#### Task brief:
Report how many lines of these entries hold the string "Ивана"; reply with the number alone.
# # # #
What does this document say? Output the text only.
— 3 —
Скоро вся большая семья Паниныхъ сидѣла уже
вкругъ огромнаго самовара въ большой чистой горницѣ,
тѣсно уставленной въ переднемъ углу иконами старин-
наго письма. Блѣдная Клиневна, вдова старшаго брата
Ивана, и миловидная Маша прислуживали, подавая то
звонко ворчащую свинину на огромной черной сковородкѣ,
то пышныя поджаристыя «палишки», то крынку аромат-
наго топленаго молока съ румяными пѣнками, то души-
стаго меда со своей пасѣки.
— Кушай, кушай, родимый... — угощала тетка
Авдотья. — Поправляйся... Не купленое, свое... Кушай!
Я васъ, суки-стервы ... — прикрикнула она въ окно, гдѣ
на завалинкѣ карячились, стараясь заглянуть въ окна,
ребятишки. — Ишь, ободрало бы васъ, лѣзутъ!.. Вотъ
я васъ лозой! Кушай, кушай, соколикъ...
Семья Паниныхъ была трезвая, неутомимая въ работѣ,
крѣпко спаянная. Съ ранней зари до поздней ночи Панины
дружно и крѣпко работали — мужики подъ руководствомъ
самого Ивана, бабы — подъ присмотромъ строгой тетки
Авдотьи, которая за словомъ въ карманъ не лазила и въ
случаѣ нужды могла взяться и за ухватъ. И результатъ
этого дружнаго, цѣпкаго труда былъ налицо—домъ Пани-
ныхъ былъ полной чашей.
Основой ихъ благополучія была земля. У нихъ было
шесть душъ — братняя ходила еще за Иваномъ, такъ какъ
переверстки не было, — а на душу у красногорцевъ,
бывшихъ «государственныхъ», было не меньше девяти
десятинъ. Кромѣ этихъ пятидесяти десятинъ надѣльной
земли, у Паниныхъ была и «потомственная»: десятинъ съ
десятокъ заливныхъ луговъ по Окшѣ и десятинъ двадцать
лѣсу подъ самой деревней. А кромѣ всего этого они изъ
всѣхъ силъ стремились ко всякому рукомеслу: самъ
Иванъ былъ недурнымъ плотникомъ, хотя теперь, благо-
# # # #
#### Written response:
2